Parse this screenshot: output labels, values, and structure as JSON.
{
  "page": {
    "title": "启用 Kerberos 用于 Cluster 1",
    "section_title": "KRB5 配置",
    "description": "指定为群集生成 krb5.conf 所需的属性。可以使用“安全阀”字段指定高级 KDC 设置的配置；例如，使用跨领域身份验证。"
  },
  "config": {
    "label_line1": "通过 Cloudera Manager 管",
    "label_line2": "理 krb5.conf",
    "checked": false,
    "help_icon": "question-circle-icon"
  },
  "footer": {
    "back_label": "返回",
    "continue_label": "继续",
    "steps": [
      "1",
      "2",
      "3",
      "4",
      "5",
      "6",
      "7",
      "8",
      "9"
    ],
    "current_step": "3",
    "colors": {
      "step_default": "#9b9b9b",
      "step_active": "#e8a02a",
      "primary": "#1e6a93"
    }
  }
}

-=-=-

→ **GIVEN EXERCISE**:
Repeat the data precisely, reproducing every entry.

→ **SOLUTION TO THE PROBLEM**:
Parse this screenshot: output labels, values, and structure as JSON.
{
  "page": {
    "title": "启用 Kerberos 用于 Cluster 1",
    "section_title": "KRB5 配置",
    "description": "指定为群集生成 krb5.conf 所需的属性。可以使用“安全阀”字段指定高级 KDC 设置的配置；例如，使用跨领域身份验证。"
  },
  "config": {
    "label_line1": "通过 Cloudera Manager 管",
    "label_line2": "理 krb5.conf",
    "checked": false,
    "help_icon": "question-circle-icon"
  },
  "footer": {
    "back_label": "返回",
    "continue_label": "继续",
    "steps": [
      "1",
      "2",
      "3",
      "4",
      "5",
      "6",
      "7",
      "8",
      "9"
    ],
    "current_step": "3",
    "colors": {
      "step_default": "#9b9b9b",
      "step_active": "#e8a02a",
      "primary": "#1e6a93"
    }
  }
}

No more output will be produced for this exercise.